Instruction: Output the records exactly. Include every line.

Dataset entries:
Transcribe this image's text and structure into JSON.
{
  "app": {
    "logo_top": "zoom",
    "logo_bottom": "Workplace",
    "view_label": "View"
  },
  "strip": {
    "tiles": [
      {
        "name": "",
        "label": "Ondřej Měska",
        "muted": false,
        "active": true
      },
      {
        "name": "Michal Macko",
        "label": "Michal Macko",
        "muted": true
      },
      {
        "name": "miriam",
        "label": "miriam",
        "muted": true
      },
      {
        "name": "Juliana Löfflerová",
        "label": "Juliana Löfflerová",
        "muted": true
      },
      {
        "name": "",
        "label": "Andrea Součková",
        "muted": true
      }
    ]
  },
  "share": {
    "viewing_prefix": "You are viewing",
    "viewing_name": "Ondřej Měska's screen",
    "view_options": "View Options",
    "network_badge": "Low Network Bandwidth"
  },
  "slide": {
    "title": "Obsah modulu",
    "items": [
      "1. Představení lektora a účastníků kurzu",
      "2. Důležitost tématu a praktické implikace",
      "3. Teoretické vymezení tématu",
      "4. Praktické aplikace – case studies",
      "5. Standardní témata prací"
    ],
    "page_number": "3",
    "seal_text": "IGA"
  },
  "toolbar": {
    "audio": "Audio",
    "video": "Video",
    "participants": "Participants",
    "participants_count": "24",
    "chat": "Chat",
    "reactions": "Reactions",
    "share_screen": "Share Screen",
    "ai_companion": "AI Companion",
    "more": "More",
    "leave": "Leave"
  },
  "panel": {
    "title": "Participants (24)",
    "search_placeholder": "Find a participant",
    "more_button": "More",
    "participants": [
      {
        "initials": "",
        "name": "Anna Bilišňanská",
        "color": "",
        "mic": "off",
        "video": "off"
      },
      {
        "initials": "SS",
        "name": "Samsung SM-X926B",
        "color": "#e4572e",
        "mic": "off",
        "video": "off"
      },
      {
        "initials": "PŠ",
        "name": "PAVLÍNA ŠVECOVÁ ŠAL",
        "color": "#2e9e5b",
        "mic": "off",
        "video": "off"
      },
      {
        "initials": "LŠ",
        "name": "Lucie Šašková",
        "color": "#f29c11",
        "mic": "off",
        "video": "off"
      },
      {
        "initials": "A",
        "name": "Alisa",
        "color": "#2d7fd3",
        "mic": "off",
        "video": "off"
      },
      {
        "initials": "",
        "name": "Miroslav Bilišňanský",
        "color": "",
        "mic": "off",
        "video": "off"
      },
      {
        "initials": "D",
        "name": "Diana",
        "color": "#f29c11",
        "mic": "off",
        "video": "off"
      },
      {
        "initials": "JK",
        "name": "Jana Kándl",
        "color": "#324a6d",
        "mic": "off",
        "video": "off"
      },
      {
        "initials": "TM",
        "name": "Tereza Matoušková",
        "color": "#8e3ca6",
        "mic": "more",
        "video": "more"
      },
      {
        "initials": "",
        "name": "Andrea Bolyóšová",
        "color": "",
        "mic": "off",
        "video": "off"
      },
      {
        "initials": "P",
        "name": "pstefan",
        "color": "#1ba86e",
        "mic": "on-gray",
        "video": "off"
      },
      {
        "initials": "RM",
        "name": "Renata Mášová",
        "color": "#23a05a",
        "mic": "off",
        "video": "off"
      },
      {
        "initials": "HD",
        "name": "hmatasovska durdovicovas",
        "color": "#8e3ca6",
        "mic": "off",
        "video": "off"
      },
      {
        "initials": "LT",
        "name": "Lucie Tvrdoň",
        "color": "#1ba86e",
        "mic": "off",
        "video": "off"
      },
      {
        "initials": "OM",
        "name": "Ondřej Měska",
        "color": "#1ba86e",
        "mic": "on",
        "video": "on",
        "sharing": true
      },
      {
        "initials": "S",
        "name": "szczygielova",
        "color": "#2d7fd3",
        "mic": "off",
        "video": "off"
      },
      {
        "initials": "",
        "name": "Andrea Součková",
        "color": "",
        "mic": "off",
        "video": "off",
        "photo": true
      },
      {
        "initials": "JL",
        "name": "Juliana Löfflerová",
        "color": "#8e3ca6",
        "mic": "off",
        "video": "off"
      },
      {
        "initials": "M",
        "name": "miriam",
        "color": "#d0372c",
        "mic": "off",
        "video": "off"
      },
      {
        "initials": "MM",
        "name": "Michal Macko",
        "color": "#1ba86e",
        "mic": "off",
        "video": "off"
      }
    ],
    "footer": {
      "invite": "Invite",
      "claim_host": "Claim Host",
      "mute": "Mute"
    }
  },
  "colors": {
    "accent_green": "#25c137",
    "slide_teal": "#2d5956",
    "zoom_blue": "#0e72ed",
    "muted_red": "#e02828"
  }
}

Complete response:
Transcribe this image's text and structure into JSON.
{
  "app": {
    "logo_top": "zoom",
    "logo_bottom": "Workplace",
    "view_label": "View"
  },
  "strip": {
    "tiles": [
      {
        "name": "",
        "label": "Ondřej Měska",
        "muted": false,
        "active": true
      },
      {
        "name": "Michal Macko",
        "label": "Michal Macko",
        "muted": true
      },
      {
        "name": "miriam",
        "label": "miriam",
        "muted": true
      },
      {
        "name": "Juliana Löfflerová",
        "label": "Juliana Löfflerová",
        "muted": true
      },
      {
        "name": "",
        "label": "Andrea Součková",
        "muted": true
      }
    ]
  },
  "share": {
    "viewing_prefix": "You are viewing",
    "viewing_name": "Ondřej Měska's screen",
    "view_options": "View Options",
    "network_badge": "Low Network Bandwidth"
  },
  "slide": {
    "title": "Obsah modulu",
    "items": [
      "1. Představení lektora a účastníků kurzu",
      "2. Důležitost tématu a praktické implikace",
      "3. Teoretické vymezení tématu",
      "4. Praktické aplikace – case studies",
      "5. Standardní témata prací"
    ],
    "page_number": "3",
    "seal_text": "IGA"
  },
  "toolbar": {
    "audio": "Audio",
    "video": "Video",
    "participants": "Participants",
    "participants_count": "24",
    "chat": "Chat",
    "reactions": "Reactions",
    "share_screen": "Share Screen",
    "ai_companion": "AI Companion",
    "more": "More",
    "leave": "Leave"
  },
  "panel": {
    "title": "Participants (24)",
    "search_placeholder": "Find a participant",
    "more_button": "More",
    "participants": [
      {
        "initials": "",
        "name": "Anna Bilišňanská",
        "color": "",
        "mic": "off",
        "video": "off"
      },
      {
        "initials": "SS",
        "name": "Samsung SM-X926B",
        "color": "#e4572e",
        "mic": "off",
        "video": "off"
      },
      {
        "initials": "PŠ",
        "name": "PAVLÍNA ŠVECOVÁ ŠAL",
        "color": "#2e9e5b",
        "mic": "off",
        "video": "off"
      },
      {
        "initials": "LŠ",
        "name": "Lucie Šašková",
        "color": "#f29c11",
        "mic": "off",
        "video": "off"
      },
      {
        "initials": "A",
        "name": "Alisa",
        "color": "#2d7fd3",
        "mic": "off",
        "video": "off"
      },
      {
        "initials": "",
        "name": "Miroslav Bilišňanský",
        "color": "",
        "mic": "off",
        "video": "off"
      },
      {
        "initials": "D",
        "name": "Diana",
        "color": "#f29c11",
        "mic": "off",
        "video": "off"
      },
      {
        "initials": "JK",
        "name": "Jana Kándl",
        "color": "#324a6d",
        "mic": "off",
        "video": "off"
      },
      {
        "initials": "TM",
        "name": "Tereza Matoušková",
        "color": "#8e3ca6",
        "mic": "more",
        "video": "more"
      },
      {
        "initials": "",
        "name": "Andrea Bolyóšová",
        "color": "",
        "mic": "off",
        "video": "off"
      },
      {
        "initials": "P",
        "name": "pstefan",
        "color": "#1ba86e",
        "mic": "on-gray",
        "video": "off"
      },
      {
        "initials": "RM",
        "name": "Renata Mášová",
        "color": "#23a05a",
        "mic": "off",
        "video": "off"
      },
      {
        "initials": "HD",
        "name": "hmatasovska durdovicovas",
        "color": "#8e3ca6",
        "mic": "off",
        "video": "off"
      },
      {
        "initials": "LT",
        "name": "Lucie Tvrdoň",
        "color": "#1ba86e",
        "mic": "off",
        "video": "off"
      },
      {
        "initials": "OM",
        "name": "Ondřej Měska",
        "color": "#1ba86e",
        "mic": "on",
        "video": "on",
        "sharing": true
      },
      {
        "initials": "S",
        "name": "szczygielova",
        "color": "#2d7fd3",
        "mic": "off",
        "video": "off"
      },
      {
        "initials": "",
        "name": "Andrea Součková",
        "color": "",
        "mic": "off",
        "video": "off",
        "photo": true
      },
      {
        "initials": "JL",
        "name": "Juliana Löfflerová",
        "color": "#8e3ca6",
        "mic": "off",
        "video": "off"
      },
      {
        "initials": "M",
        "name": "miriam",
        "color": "#d0372c",
        "mic": "off",
        "video": "off"
      },
      {
        "initials": "MM",
        "name": "Michal Macko",
        "color": "#1ba86e",
        "mic": "off",
        "video": "off"
      }
    ],
    "footer": {
      "invite": "Invite",
      "claim_host": "Claim Host",
      "mute": "Mute"
    }
  },
  "colors": {
    "accent_green": "#25c137",
    "slide_teal": "#2d5956",
    "zoom_blue": "#0e72ed",
    "muted_red": "#e02828"
  }
}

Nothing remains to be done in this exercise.